__Task prompt__.
Check each line of the listing, and copy it if it contains the word "headline".

Entries with figure data
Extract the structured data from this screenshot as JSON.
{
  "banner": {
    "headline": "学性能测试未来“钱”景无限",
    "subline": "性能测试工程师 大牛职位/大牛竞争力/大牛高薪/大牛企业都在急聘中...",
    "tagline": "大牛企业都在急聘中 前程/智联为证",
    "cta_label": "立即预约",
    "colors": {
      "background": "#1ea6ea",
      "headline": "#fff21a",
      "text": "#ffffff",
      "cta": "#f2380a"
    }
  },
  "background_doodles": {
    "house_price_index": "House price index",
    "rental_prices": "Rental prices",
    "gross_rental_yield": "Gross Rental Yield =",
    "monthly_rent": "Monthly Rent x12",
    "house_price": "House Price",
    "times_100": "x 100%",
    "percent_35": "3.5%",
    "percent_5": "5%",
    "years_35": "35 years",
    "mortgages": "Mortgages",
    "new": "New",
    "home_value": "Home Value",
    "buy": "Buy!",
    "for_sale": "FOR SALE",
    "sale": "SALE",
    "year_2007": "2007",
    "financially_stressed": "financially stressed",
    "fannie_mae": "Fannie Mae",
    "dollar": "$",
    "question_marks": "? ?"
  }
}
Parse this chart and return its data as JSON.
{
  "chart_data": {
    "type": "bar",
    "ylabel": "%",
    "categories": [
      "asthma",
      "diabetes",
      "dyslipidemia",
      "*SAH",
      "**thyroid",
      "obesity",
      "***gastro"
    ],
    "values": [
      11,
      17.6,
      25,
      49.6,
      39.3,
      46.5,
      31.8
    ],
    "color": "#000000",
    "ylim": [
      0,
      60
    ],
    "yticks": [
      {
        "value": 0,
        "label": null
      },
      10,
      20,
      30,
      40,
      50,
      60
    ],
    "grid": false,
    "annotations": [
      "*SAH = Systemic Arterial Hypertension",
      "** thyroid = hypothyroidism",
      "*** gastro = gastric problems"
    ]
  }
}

__Task solution__.
    "headline": "学性能测试未来“钱”景无限",
      "headline": "#fff21a",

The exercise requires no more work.